──────── Task material ────────
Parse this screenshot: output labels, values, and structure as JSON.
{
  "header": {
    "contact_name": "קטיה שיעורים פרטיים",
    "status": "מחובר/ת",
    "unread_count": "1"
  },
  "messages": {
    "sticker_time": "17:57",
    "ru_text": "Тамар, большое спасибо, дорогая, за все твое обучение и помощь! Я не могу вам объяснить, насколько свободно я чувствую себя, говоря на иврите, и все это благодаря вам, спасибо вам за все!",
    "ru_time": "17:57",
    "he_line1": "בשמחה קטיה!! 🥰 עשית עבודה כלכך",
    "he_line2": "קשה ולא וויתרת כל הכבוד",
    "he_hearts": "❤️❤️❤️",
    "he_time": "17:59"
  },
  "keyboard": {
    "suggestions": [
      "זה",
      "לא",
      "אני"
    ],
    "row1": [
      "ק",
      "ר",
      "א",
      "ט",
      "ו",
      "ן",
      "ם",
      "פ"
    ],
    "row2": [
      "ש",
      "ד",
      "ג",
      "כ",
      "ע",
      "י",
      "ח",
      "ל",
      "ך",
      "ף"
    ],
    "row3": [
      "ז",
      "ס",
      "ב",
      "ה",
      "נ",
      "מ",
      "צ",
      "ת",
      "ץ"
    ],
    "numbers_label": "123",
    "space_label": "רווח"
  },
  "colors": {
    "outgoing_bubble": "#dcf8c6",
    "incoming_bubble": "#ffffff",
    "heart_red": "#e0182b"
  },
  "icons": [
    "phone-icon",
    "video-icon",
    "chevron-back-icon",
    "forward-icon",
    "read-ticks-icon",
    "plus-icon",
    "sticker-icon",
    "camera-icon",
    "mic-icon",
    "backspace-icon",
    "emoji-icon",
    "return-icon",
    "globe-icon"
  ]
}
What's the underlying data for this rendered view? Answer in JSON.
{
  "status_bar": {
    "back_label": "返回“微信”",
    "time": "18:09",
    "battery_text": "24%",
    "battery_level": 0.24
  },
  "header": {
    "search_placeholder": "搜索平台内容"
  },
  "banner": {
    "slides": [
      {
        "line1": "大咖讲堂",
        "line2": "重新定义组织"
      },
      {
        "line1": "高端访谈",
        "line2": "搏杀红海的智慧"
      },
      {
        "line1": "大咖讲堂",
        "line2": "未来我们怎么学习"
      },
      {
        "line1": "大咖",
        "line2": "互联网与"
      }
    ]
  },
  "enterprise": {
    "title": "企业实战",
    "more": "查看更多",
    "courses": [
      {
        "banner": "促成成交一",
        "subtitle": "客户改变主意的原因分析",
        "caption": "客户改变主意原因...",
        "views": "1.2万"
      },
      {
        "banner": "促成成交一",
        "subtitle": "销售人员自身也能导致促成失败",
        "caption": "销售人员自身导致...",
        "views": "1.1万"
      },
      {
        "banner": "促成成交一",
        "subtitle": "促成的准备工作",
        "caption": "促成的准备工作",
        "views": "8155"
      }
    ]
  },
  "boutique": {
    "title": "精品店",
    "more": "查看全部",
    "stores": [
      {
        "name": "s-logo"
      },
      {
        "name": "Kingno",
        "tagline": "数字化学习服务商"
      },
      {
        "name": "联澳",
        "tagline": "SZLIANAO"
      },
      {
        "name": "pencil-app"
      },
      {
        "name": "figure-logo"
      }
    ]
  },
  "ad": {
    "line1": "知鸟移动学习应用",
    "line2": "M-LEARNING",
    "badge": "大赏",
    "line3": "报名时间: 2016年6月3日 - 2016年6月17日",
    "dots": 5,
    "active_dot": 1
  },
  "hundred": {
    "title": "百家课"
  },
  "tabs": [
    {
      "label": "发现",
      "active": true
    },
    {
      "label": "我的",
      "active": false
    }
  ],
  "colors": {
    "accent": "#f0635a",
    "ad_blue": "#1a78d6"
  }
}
────────
* What to produce
Go through the entries above and pull out each line with "קטיה" in it.

* Written solution
    "contact_name": "קטיה שיעורים פרטיים",
    "he_line1": "בשמחה קטיה!! 🥰 עשית עבודה כלכך",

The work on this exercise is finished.